»»

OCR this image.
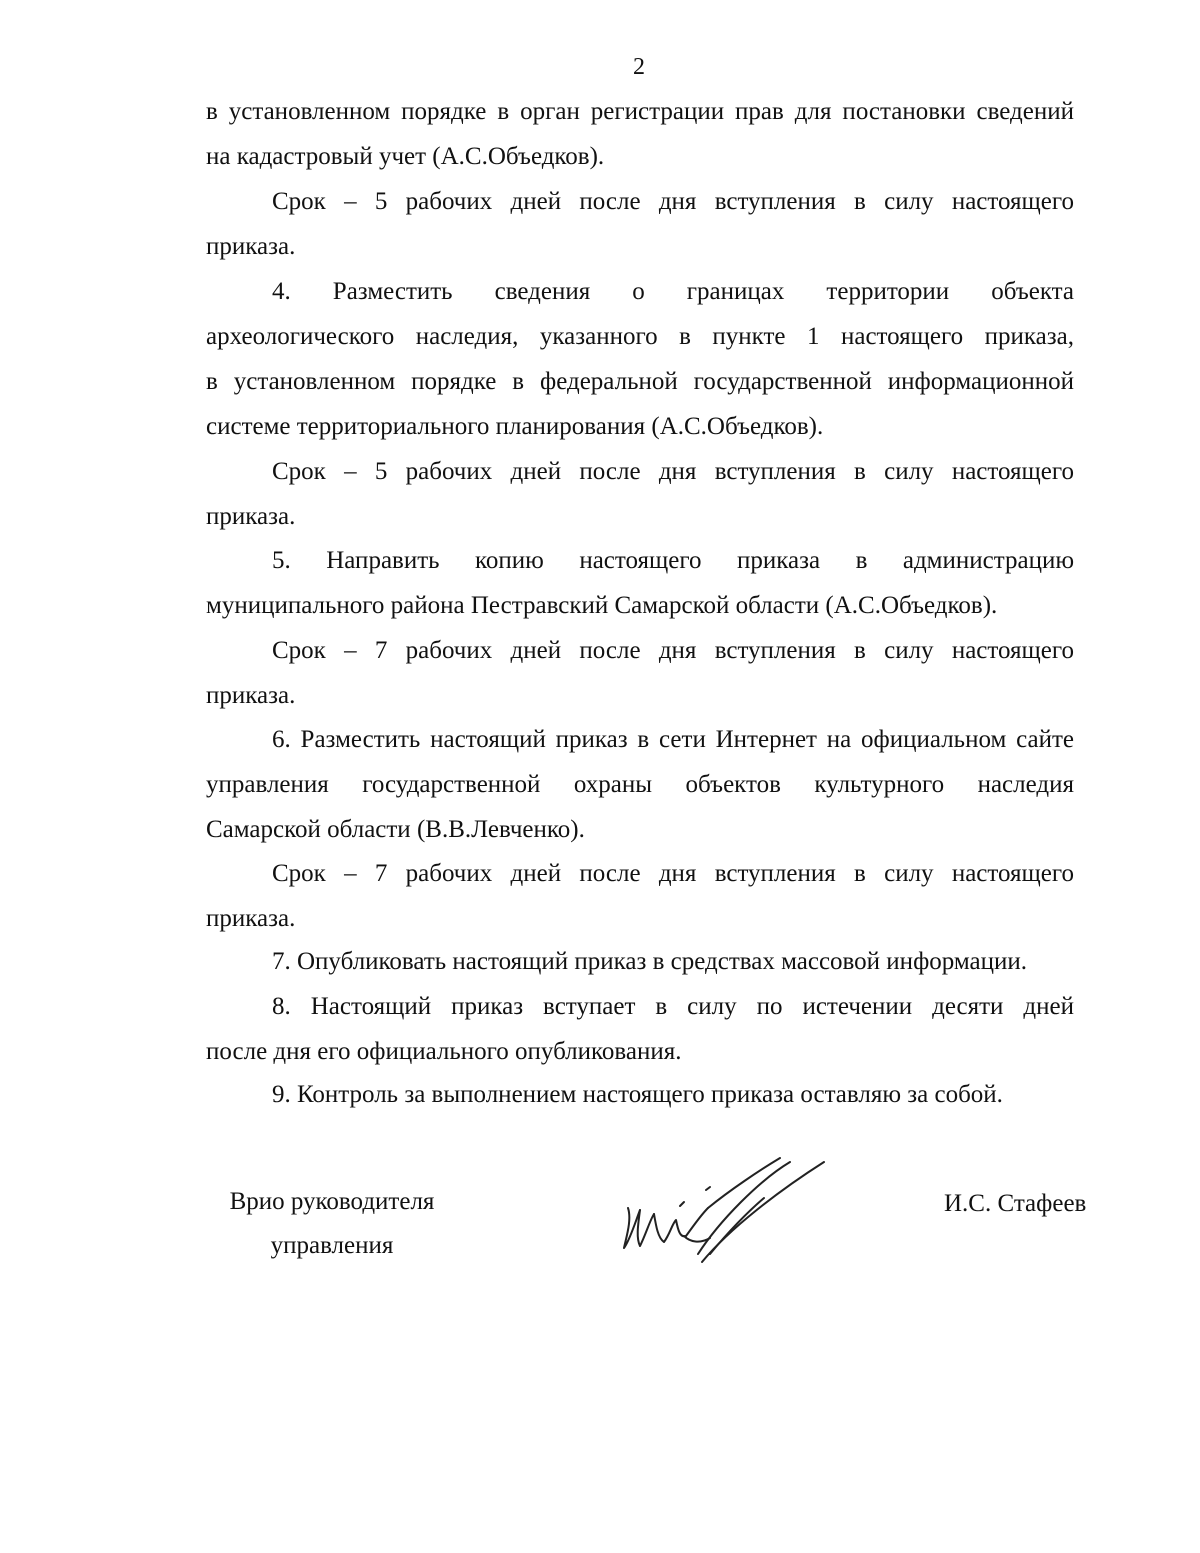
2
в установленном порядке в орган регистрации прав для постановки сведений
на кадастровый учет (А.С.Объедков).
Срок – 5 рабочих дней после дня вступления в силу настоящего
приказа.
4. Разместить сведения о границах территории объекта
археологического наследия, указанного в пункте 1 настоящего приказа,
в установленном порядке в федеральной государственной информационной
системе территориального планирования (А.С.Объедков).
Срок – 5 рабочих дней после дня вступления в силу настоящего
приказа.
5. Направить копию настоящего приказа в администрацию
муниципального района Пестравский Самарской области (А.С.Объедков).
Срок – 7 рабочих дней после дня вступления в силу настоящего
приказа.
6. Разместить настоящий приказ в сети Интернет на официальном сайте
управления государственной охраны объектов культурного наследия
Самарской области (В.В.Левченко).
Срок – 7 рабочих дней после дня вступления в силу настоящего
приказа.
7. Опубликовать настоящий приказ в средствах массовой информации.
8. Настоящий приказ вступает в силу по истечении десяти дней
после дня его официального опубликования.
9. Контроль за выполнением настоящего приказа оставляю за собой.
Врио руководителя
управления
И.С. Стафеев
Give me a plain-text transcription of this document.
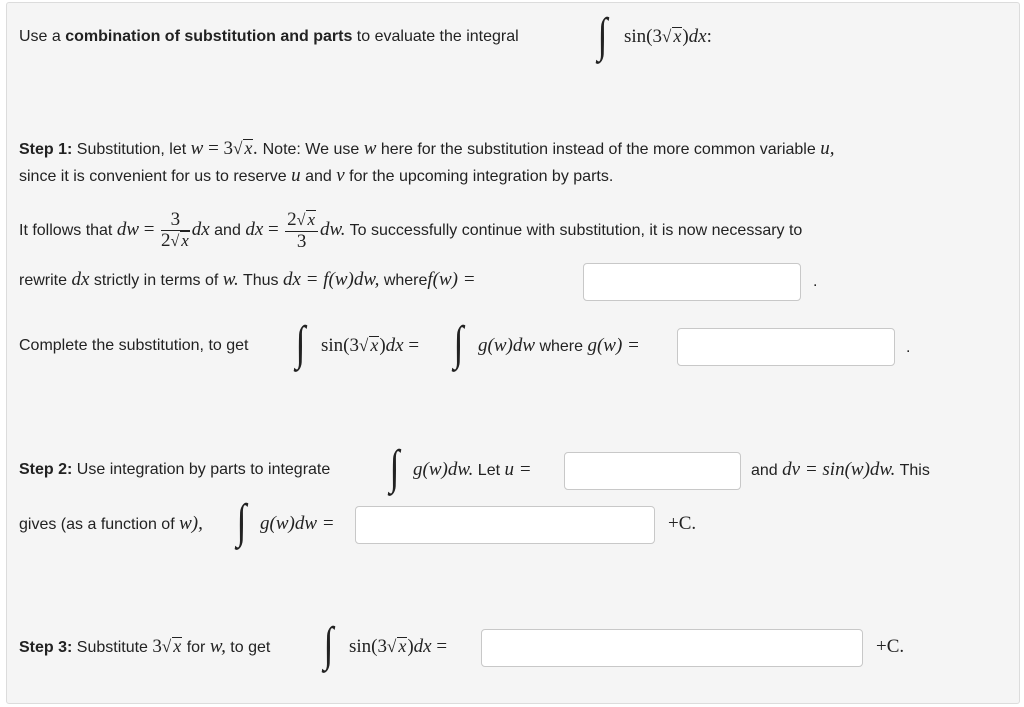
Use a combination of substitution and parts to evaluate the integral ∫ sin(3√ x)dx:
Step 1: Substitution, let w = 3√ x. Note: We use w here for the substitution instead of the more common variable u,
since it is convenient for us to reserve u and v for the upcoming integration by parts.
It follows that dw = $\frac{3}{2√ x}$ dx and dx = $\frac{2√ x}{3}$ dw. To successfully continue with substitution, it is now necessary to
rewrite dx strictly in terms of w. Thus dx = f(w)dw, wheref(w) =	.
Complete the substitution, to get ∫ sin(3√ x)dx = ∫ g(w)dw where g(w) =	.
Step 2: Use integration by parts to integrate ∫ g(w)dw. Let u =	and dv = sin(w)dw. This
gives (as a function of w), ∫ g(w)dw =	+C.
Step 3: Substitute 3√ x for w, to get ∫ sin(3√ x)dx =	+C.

««

Goal of the exercise:
Everything from the line with "Give me a plain-text" through the final line of the records above should be written out exactly, minus the pictures.

Right answer:
Give me a plain-text transcription of this document.
Use a combination of substitution and parts to evaluate the integral ∫ sin(3√ x)dx:
Step 1: Substitution, let w = 3√ x. Note: We use w here for the substitution instead of the more common variable u,
since it is convenient for us to reserve u and v for the upcoming integration by parts.
It follows that dw = $\frac{3}{2√ x}$ dx and dx = $\frac{2√ x}{3}$ dw. To successfully continue with substitution, it is now necessary to
rewrite dx strictly in terms of w. Thus dx = f(w)dw, wheref(w) =	.
Complete the substitution, to get ∫ sin(3√ x)dx = ∫ g(w)dw where g(w) =	.
Step 2: Use integration by parts to integrate ∫ g(w)dw. Let u =	and dv = sin(w)dw. This
gives (as a function of w), ∫ g(w)dw =	+C.
Step 3: Substitute 3√ x for w, to get ∫ sin(3√ x)dx =	+C.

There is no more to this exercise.